DO THIS =>
From the listing below, tally the lines that include "klimatizace". Return only the total.

"""

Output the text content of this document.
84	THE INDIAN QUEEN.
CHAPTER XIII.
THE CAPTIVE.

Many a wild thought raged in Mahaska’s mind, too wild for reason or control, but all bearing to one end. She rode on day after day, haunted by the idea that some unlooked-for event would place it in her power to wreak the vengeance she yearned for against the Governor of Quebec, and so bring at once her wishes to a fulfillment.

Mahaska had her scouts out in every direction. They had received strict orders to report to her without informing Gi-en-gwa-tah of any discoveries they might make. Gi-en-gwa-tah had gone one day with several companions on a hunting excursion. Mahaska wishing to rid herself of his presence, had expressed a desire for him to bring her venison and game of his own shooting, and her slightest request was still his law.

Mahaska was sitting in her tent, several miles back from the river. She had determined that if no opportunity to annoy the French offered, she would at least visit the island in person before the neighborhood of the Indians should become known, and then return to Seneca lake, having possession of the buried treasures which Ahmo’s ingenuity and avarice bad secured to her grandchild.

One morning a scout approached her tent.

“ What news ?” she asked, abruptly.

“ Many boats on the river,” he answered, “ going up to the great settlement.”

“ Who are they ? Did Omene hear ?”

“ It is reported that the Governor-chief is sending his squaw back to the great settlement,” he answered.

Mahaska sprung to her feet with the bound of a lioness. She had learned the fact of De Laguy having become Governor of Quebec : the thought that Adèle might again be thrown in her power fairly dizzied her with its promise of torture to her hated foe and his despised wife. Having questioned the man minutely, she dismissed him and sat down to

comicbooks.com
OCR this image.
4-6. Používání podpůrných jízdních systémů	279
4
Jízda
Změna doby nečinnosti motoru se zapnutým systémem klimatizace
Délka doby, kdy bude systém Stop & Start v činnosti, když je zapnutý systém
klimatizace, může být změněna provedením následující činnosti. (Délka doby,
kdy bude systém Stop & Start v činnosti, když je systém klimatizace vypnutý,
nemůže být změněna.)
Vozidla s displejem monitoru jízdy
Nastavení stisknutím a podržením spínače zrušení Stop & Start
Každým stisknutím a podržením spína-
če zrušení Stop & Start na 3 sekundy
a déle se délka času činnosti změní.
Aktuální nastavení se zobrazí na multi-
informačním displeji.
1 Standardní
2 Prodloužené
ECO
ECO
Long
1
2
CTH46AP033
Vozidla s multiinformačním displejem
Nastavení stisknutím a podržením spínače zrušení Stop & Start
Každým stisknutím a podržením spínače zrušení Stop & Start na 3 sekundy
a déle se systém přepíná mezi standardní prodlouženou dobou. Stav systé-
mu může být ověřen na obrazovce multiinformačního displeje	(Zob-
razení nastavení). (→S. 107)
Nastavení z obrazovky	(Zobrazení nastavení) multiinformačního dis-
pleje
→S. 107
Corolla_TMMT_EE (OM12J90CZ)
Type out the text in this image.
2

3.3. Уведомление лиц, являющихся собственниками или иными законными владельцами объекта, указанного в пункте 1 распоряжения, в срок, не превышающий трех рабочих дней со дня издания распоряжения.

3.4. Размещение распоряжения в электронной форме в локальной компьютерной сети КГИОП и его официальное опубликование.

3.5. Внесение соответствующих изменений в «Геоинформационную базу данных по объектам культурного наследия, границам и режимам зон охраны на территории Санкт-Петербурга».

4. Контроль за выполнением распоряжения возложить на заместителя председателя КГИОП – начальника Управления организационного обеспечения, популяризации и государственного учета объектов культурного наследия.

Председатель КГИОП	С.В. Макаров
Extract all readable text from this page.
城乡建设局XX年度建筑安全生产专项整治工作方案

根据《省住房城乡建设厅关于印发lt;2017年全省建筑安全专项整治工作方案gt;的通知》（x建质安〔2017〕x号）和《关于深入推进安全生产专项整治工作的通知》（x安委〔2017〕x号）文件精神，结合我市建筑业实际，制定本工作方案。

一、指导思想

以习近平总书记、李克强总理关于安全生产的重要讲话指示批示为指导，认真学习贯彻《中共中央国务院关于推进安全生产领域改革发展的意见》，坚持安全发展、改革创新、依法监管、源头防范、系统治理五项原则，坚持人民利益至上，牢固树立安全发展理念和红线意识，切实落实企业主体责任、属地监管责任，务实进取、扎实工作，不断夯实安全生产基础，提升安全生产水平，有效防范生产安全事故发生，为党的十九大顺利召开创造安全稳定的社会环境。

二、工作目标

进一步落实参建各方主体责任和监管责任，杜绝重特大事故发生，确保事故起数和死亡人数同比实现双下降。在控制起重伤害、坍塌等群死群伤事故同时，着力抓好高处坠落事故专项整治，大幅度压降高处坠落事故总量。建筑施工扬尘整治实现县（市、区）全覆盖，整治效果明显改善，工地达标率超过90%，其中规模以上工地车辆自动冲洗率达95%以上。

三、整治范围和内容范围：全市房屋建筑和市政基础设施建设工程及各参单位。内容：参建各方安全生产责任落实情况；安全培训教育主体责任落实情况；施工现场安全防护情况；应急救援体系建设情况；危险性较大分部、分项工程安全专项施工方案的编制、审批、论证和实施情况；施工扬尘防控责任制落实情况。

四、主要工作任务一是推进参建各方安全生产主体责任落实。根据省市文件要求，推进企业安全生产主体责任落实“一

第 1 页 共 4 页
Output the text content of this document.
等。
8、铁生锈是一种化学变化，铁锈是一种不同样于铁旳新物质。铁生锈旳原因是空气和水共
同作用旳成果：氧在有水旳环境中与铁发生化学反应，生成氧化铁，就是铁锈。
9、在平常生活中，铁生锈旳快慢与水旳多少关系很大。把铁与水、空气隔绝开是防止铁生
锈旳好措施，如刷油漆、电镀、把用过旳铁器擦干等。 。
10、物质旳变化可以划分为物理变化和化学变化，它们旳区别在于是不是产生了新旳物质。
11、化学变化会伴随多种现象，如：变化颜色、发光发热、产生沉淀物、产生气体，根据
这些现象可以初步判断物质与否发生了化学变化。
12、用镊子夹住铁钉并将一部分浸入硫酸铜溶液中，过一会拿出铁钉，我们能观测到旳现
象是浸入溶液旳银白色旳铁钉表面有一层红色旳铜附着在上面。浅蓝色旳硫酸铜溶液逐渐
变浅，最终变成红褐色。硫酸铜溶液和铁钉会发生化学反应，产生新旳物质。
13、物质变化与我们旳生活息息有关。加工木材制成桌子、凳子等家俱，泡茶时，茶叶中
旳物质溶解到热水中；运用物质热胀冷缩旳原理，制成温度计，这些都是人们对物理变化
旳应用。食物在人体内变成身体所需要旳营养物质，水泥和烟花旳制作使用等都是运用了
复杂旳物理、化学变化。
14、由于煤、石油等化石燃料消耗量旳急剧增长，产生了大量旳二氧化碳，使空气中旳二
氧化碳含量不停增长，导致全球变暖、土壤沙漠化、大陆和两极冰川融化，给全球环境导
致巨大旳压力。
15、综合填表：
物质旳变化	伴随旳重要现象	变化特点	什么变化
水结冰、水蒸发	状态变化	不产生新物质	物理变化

"""

COMPLETE ANSWER =>
3